Records for the task
○ ○ ○ ○ ○ ○ ○

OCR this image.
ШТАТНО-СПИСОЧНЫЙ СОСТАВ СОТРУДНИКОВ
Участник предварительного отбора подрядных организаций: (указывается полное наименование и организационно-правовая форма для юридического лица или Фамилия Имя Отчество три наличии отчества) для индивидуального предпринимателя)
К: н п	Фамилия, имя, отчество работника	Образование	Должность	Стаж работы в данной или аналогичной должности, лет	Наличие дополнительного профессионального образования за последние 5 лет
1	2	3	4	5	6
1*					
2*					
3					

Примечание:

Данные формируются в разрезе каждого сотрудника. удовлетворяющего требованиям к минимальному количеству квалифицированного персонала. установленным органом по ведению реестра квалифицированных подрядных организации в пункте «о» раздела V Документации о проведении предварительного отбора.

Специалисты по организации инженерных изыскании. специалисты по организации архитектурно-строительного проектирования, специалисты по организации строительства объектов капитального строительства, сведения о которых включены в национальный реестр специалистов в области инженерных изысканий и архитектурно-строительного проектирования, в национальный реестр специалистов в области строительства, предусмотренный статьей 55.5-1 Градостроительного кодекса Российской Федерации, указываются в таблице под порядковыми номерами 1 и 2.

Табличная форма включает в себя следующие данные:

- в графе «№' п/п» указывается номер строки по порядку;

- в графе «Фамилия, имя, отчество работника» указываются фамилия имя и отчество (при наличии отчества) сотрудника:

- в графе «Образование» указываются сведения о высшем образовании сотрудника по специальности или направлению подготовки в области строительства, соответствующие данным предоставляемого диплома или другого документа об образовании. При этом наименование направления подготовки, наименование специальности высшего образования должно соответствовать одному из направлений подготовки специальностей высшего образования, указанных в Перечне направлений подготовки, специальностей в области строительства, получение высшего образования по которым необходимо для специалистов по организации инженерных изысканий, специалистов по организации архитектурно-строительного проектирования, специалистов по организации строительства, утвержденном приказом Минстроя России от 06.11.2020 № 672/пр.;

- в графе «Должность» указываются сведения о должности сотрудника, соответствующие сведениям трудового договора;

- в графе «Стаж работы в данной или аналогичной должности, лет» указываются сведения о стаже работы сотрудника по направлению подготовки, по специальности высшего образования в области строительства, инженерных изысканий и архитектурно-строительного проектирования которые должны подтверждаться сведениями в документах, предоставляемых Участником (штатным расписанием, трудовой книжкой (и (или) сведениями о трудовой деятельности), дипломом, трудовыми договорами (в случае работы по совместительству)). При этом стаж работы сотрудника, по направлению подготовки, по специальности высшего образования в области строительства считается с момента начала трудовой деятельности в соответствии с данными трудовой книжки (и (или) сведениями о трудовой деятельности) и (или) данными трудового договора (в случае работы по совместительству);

○ ○ ○ ○ ○ ○ ○

Requirements
Using the listing, collect all lines in which the string "работника" is found.

Answer for this exercise
К: н п	Фамилия, имя, отчество работника	Образование	Должность	Стаж работы в данной или аналогичной должности, лет	Наличие дополнительного профессионального образования за последние 5 лет
- в графе «Фамилия, имя, отчество работника» указываются фамилия имя и отчество (при наличии отчества) сотрудника:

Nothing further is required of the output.